## Task to carry out:
Find the string "Krishna" in the records. Copy every line it appears in.

## Stored entries:
· · · · ·
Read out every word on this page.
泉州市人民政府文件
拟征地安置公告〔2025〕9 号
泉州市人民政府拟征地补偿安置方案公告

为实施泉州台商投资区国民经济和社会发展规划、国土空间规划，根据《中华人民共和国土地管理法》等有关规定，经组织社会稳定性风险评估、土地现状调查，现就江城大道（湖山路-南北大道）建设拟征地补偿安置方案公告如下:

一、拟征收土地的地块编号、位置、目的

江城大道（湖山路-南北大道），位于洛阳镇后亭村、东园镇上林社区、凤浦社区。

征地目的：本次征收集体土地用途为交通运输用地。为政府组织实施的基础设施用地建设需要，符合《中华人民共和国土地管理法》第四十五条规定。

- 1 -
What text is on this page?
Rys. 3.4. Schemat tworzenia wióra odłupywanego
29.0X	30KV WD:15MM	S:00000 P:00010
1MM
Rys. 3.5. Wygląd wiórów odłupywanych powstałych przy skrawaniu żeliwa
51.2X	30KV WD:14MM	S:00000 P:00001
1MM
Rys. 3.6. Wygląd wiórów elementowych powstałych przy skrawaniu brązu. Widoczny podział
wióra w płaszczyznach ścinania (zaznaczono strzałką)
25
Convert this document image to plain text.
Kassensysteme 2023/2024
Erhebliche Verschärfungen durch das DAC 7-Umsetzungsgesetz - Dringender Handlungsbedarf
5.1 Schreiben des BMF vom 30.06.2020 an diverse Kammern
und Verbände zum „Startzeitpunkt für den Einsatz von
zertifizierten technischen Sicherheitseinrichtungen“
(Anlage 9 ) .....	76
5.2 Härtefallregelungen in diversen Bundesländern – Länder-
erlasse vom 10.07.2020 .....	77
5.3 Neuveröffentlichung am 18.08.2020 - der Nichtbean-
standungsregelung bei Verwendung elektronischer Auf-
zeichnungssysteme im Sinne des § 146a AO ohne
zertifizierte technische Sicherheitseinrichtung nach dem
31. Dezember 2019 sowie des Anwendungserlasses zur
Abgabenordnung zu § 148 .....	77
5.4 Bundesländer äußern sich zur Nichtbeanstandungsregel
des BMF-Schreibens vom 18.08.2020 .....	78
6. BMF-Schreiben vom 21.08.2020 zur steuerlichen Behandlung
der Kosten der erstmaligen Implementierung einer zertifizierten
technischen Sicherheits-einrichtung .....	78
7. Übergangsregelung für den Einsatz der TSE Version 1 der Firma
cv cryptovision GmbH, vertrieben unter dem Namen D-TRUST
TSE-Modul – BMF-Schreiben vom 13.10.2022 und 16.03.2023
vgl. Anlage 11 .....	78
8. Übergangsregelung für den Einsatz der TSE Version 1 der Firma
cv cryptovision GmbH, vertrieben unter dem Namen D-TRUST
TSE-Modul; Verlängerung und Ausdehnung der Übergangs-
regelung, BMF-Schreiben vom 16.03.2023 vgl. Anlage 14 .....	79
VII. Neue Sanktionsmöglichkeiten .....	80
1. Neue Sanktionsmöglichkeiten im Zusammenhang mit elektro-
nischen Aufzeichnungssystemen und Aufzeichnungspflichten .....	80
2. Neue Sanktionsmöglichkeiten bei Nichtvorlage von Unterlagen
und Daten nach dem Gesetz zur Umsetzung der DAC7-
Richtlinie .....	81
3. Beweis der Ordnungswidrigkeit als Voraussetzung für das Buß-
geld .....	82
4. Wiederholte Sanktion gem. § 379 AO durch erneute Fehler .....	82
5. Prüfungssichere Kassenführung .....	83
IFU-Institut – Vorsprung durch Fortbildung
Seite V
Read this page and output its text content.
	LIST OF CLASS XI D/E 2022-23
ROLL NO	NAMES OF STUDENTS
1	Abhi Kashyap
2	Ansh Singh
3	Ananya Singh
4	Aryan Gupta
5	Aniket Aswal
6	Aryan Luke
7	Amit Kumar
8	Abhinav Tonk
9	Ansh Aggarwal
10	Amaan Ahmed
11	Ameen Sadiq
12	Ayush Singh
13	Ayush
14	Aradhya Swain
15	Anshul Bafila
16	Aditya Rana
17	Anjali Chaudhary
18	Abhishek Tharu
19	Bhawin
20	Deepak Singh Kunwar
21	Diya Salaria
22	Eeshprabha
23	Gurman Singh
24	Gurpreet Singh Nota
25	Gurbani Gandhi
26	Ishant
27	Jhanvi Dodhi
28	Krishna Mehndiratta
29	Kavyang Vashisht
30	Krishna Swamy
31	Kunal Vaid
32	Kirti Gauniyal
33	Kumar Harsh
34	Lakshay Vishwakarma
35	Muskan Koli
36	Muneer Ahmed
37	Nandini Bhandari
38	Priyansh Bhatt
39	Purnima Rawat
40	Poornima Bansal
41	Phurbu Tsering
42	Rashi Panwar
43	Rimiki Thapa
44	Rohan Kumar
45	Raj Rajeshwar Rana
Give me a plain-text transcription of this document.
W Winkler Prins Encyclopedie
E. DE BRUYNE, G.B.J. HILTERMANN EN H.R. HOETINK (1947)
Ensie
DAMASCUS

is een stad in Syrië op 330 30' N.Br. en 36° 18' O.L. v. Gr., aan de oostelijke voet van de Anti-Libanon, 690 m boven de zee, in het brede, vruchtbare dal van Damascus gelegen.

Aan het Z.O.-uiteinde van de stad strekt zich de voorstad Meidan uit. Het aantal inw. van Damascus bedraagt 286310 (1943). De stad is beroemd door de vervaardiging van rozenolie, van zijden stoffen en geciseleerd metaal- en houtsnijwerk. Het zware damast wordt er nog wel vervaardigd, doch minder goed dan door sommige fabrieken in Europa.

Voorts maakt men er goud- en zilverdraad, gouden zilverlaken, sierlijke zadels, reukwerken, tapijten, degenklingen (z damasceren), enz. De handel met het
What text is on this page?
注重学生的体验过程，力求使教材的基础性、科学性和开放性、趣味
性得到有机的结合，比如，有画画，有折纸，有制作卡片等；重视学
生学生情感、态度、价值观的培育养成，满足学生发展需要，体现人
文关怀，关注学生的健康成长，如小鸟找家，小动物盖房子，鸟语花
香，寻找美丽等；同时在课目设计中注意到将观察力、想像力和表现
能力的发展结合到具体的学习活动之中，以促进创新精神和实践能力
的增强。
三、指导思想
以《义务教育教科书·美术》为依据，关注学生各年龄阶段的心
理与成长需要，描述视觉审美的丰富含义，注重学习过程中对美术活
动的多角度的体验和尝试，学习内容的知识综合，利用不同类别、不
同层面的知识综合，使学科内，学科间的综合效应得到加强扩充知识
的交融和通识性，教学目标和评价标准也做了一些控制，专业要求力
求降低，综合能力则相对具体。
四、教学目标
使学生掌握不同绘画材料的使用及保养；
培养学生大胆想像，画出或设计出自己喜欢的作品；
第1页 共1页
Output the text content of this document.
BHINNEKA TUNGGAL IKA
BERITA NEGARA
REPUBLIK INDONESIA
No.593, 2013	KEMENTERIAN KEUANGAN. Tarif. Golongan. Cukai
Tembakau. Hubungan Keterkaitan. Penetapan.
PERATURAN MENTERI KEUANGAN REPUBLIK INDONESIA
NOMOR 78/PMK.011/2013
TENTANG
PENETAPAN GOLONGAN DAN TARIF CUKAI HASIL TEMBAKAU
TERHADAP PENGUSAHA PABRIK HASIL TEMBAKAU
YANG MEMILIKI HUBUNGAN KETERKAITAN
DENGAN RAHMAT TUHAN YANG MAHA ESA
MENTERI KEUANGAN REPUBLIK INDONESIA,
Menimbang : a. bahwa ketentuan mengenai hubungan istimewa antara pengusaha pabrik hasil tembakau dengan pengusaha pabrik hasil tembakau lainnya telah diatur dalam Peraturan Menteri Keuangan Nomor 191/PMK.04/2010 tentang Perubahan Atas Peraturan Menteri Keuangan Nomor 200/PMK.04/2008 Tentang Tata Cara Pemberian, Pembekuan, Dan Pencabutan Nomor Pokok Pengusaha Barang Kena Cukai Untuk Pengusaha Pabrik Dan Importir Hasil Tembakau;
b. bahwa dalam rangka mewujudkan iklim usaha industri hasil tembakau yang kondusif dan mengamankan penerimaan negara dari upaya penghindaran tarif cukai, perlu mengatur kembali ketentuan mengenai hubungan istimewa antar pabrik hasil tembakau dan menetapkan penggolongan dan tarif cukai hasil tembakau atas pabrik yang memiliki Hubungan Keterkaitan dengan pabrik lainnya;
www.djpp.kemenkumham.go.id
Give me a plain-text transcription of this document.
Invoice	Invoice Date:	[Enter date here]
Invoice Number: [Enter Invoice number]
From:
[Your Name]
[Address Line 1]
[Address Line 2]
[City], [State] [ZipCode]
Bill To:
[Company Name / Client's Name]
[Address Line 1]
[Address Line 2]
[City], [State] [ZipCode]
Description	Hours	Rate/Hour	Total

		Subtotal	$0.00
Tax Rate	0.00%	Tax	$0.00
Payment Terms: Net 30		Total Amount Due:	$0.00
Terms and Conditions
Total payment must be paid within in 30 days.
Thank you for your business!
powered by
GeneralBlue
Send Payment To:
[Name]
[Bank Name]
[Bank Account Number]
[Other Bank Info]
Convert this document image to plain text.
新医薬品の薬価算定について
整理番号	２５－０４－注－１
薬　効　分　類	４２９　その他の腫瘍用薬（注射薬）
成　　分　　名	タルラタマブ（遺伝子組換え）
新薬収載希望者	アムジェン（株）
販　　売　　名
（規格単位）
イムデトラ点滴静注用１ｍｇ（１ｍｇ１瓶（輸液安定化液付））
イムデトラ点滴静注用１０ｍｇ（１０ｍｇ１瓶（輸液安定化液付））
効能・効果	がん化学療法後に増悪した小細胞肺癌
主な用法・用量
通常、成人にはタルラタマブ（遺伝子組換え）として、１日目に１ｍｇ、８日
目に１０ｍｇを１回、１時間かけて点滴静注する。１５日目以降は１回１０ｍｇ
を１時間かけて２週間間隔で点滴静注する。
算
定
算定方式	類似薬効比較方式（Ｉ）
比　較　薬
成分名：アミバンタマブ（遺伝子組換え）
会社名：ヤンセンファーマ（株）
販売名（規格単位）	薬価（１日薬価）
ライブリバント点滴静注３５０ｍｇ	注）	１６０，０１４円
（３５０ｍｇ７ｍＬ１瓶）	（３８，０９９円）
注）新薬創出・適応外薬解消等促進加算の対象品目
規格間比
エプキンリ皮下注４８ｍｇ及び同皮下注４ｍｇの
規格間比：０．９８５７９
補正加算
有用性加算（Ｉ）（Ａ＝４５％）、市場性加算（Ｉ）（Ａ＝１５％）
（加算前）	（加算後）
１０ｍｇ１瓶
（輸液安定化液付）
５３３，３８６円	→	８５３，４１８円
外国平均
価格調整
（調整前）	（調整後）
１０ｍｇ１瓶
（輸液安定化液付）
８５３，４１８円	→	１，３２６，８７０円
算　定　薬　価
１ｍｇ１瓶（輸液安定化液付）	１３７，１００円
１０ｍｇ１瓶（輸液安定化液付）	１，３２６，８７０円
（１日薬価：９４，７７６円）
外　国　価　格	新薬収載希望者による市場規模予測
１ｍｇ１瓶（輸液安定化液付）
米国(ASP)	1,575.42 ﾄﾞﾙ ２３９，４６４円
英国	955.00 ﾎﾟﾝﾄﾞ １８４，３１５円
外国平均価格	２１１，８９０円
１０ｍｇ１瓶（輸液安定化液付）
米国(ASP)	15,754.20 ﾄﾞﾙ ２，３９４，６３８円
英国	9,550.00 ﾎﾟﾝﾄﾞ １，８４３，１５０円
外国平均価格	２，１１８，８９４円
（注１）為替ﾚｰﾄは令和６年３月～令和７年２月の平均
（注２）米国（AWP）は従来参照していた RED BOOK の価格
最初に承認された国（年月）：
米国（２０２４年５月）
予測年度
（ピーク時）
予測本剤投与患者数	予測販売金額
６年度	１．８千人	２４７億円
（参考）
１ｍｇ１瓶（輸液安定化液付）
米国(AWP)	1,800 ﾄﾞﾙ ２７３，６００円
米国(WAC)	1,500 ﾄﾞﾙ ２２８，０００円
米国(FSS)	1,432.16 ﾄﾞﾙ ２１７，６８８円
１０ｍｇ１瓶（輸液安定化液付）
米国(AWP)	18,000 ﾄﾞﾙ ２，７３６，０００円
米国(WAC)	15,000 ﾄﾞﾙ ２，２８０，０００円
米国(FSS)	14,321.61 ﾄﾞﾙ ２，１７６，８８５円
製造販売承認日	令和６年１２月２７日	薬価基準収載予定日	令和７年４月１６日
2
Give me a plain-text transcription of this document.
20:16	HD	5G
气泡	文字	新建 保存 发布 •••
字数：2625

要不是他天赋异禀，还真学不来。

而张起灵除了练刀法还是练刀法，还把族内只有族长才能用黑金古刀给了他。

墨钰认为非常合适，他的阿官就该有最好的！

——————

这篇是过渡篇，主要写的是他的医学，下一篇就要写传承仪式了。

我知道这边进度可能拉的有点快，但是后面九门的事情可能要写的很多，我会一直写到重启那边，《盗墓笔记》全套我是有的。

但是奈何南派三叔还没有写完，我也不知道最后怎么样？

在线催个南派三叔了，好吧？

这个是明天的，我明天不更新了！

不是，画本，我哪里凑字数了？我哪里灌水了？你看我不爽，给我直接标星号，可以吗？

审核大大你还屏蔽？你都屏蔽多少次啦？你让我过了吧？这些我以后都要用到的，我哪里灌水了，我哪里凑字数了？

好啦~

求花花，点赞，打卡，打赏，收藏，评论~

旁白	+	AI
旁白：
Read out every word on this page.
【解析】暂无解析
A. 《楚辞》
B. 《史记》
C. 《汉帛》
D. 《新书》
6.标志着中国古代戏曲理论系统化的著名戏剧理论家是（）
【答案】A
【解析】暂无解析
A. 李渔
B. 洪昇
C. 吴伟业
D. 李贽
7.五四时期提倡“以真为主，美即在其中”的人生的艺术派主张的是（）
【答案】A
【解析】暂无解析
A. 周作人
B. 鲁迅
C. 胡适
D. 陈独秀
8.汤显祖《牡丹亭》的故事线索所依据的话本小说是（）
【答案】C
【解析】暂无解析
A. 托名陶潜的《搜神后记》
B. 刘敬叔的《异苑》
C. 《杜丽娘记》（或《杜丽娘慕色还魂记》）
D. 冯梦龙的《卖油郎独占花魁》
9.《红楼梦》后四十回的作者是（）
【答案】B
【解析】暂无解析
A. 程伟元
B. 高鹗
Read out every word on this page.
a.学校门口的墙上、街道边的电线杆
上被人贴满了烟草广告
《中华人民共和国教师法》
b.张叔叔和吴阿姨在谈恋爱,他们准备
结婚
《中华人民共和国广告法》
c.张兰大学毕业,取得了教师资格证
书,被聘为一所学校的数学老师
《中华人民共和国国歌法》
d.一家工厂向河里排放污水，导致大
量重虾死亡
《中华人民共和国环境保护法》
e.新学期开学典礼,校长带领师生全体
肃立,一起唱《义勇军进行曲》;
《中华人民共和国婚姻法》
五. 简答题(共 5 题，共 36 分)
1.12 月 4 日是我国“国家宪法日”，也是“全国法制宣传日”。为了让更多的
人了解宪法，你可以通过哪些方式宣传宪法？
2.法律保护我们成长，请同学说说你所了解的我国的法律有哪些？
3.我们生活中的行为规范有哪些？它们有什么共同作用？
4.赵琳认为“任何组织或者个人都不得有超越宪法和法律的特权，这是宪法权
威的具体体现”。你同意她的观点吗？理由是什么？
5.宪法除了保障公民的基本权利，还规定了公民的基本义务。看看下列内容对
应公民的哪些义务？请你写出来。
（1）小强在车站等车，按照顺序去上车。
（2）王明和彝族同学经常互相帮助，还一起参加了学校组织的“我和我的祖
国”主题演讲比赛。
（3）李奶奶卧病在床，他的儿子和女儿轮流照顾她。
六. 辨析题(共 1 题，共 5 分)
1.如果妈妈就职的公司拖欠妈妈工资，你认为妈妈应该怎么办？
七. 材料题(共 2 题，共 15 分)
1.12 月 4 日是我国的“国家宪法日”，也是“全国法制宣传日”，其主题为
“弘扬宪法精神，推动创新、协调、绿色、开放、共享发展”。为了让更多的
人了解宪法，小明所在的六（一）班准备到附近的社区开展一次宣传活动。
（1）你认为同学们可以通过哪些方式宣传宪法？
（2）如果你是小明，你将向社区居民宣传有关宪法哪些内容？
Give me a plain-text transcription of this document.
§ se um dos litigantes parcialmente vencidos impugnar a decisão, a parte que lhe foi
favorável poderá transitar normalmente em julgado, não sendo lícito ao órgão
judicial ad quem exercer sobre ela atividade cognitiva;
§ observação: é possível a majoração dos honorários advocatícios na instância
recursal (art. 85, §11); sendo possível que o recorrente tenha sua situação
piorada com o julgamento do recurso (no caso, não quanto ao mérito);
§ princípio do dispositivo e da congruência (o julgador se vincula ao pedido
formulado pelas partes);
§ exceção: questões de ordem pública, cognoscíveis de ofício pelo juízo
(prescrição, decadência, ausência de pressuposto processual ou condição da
· · · · ·
## Result below:
28	Krishna Mehndiratta
30	Krishna Swamy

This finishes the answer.